#### TASK DIRECTIONS
Where the word "value" occurs in a line, return that line.

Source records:
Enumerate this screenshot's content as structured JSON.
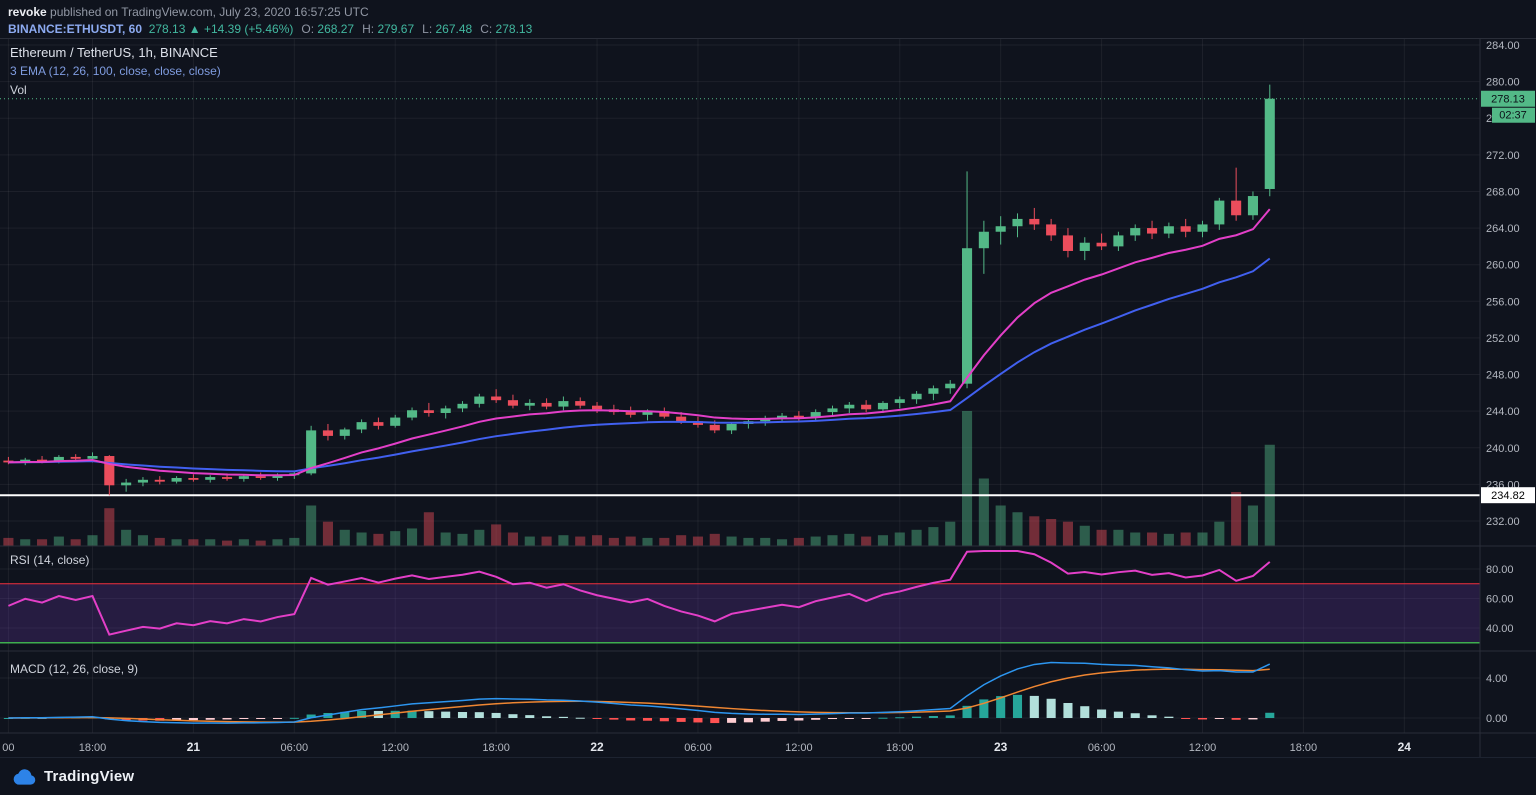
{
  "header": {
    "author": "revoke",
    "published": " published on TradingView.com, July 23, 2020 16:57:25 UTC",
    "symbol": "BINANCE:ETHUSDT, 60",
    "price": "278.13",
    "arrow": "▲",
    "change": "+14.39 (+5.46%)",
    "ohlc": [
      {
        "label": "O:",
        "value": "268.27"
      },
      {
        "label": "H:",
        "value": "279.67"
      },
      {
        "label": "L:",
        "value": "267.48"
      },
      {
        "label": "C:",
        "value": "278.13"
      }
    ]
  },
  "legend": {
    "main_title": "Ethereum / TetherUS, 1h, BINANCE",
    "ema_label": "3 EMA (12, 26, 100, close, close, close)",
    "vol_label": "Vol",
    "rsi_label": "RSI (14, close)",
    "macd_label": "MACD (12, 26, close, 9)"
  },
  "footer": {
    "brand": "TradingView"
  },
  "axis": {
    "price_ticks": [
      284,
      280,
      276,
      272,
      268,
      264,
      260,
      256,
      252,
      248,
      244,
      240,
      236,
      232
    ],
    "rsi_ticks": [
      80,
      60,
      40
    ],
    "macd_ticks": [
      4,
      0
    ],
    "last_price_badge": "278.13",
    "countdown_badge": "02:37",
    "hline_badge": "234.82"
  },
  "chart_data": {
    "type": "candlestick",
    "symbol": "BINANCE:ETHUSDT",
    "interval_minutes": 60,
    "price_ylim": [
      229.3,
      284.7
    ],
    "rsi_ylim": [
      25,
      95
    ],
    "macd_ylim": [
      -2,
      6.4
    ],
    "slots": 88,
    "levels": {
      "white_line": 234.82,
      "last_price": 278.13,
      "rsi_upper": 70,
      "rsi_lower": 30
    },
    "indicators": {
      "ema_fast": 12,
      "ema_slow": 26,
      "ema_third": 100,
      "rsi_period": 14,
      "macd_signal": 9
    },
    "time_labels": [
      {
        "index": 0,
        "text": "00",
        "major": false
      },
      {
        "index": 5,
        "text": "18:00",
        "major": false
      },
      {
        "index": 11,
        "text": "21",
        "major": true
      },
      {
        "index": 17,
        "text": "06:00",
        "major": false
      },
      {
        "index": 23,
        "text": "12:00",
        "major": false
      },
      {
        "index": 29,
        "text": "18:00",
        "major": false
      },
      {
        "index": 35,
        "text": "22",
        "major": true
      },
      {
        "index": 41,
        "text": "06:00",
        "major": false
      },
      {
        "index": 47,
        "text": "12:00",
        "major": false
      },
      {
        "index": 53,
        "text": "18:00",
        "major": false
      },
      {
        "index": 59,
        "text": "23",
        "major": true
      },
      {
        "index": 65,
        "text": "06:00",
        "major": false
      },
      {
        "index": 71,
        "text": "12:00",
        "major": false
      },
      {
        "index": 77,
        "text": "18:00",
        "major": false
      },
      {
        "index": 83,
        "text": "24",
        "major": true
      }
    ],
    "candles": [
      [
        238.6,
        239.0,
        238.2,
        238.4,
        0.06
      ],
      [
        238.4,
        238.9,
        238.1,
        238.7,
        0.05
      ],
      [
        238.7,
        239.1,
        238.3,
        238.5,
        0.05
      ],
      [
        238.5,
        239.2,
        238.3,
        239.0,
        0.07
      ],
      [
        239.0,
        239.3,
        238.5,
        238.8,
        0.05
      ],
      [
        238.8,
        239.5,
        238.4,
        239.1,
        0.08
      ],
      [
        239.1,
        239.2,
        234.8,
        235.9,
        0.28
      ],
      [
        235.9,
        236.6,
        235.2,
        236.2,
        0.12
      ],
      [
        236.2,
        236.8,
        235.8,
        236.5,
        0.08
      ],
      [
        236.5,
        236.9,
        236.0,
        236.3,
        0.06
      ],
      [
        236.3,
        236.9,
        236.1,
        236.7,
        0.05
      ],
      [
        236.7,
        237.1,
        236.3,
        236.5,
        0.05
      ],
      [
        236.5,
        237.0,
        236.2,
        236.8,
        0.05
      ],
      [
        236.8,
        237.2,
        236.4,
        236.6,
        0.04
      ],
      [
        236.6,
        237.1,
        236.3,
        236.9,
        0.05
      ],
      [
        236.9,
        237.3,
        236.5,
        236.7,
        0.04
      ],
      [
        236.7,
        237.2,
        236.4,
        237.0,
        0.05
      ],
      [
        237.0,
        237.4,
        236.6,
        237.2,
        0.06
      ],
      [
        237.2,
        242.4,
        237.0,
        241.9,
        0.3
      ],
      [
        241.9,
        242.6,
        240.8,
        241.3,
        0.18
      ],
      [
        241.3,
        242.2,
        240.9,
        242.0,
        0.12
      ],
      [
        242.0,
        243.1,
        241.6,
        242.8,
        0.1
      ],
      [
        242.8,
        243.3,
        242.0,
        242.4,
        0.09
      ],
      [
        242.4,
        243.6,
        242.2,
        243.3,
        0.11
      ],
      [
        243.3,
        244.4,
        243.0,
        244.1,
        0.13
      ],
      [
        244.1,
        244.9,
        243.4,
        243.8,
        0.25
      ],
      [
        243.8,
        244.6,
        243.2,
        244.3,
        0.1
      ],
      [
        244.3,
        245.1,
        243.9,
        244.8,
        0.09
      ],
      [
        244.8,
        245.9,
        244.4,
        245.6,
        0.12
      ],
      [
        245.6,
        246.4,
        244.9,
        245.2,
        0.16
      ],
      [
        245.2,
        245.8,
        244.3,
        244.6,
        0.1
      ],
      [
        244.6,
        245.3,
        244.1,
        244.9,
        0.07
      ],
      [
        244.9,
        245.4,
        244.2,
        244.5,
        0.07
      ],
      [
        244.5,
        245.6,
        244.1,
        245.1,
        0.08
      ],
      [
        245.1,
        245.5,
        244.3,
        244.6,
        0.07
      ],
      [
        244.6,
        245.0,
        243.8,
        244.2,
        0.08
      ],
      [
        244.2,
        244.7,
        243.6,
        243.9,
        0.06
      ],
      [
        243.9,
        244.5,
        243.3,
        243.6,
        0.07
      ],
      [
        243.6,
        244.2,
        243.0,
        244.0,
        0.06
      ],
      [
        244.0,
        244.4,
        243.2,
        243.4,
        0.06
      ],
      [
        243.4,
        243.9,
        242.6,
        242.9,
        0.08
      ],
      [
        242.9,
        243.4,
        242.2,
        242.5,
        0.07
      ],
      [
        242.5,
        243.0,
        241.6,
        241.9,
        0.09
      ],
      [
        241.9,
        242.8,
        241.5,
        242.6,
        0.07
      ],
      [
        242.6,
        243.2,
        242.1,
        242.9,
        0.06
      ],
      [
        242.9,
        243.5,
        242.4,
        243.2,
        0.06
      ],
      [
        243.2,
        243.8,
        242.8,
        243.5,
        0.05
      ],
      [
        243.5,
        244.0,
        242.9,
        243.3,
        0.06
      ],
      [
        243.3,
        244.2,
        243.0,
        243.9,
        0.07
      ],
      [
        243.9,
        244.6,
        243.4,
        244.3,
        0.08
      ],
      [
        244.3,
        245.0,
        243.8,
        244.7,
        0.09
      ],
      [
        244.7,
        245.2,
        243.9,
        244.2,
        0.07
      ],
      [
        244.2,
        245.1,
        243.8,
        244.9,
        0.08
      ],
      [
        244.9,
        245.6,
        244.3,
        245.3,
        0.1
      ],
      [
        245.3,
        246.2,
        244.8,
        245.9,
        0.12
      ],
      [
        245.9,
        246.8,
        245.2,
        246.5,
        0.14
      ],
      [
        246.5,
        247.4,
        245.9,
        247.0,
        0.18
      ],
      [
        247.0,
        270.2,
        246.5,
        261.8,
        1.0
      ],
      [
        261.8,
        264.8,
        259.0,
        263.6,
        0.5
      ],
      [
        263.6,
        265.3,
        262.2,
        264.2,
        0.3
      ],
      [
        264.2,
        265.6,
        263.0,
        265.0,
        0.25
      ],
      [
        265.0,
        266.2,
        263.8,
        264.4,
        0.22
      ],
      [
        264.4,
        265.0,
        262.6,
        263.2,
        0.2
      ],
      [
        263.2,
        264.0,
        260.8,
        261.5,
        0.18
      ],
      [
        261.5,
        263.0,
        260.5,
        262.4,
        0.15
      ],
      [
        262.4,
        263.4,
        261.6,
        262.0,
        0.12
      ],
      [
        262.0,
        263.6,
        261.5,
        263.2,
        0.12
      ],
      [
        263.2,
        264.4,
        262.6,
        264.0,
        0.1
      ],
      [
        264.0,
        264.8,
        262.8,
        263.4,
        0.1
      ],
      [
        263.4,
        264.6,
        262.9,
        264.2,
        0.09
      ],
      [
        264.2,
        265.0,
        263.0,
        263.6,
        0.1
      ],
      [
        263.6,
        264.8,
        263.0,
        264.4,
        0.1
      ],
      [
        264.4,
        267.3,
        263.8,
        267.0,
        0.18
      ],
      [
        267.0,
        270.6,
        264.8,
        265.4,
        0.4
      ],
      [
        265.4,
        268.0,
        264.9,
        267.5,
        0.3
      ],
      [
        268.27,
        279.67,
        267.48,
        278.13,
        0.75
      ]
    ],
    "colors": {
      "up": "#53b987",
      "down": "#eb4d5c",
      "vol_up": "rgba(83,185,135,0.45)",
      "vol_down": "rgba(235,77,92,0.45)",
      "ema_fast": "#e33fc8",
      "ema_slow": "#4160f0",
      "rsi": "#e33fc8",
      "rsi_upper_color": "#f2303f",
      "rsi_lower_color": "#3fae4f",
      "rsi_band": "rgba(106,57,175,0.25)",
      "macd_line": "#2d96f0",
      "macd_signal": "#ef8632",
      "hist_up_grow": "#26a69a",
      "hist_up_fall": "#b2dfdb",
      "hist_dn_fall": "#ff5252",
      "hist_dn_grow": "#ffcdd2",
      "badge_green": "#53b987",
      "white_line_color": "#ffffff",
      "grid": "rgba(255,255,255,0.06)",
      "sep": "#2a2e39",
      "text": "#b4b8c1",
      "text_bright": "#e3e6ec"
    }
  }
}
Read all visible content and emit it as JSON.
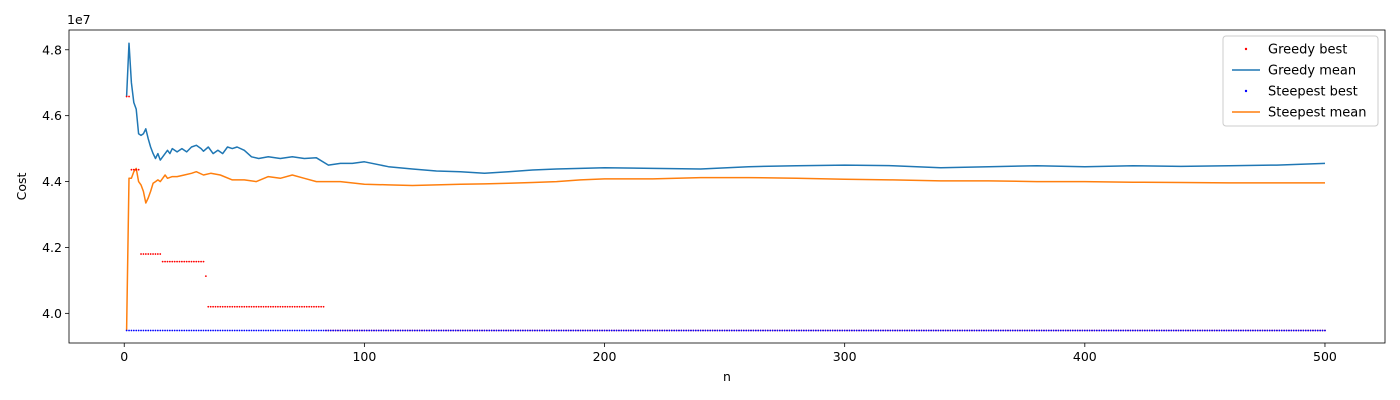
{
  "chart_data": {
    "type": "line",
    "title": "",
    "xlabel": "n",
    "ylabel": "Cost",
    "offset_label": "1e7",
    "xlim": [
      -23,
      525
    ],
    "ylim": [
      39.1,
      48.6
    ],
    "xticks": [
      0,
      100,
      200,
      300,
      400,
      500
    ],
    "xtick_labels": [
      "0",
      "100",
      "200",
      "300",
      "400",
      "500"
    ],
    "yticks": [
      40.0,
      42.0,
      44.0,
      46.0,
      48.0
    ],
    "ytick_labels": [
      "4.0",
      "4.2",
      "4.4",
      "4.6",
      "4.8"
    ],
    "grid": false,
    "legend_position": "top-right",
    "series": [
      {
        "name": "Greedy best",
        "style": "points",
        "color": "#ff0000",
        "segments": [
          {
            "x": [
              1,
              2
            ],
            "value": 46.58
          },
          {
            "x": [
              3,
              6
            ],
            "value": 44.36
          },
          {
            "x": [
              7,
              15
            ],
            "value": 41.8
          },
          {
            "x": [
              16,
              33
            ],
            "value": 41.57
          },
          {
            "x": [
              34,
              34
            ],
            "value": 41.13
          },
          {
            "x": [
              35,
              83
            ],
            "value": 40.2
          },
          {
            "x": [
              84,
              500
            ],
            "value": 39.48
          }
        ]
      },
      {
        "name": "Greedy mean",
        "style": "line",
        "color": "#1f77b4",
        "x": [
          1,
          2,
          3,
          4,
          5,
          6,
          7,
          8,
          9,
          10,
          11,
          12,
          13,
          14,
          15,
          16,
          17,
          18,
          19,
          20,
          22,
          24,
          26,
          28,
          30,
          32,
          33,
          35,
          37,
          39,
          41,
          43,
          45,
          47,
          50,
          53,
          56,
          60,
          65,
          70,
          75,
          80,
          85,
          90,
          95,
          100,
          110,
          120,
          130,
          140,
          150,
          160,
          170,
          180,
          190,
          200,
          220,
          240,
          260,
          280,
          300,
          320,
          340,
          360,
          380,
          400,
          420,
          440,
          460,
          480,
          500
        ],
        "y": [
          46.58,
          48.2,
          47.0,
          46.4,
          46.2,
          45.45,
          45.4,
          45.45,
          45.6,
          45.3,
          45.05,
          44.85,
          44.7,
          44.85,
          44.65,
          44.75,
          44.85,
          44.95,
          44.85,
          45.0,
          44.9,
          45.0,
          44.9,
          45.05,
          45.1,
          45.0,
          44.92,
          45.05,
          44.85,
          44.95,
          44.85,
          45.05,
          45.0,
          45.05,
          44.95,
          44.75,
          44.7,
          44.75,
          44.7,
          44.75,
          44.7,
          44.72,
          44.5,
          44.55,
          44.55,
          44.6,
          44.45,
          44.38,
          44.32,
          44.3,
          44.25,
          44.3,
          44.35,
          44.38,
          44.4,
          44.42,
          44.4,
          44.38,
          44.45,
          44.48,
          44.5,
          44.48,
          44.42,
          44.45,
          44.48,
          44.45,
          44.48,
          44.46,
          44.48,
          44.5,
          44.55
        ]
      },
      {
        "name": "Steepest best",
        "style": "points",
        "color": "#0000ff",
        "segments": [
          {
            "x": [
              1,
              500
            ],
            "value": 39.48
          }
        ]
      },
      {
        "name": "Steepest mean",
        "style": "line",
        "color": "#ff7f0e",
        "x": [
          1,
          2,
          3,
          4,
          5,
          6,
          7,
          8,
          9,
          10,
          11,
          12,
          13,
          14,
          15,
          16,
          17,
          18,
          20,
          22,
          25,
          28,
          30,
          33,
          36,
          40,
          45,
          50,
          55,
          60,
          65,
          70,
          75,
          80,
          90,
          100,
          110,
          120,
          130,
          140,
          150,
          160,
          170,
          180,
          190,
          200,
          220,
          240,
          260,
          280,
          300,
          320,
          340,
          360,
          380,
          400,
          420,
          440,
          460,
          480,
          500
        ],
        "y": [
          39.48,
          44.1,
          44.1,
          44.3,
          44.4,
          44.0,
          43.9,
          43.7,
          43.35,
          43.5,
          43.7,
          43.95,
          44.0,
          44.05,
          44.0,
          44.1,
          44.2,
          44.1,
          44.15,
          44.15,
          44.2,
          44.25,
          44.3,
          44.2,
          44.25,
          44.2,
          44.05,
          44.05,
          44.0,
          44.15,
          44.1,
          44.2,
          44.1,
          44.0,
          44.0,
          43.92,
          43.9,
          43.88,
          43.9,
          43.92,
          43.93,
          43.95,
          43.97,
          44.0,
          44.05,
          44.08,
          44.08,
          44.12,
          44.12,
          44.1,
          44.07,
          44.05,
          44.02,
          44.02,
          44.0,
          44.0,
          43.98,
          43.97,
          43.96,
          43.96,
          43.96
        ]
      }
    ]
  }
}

#### WRITTEN SOLUTION
        "value": "268.27"
        "value": "279.67"
        "value": "267.48"
        "value": "278.13"
            "value": 46.58
            "value": 44.36
            "value": 41.8
            "value": 41.57
            "value": 41.13
            "value": 40.2
            "value": 39.48
            "value": 39.48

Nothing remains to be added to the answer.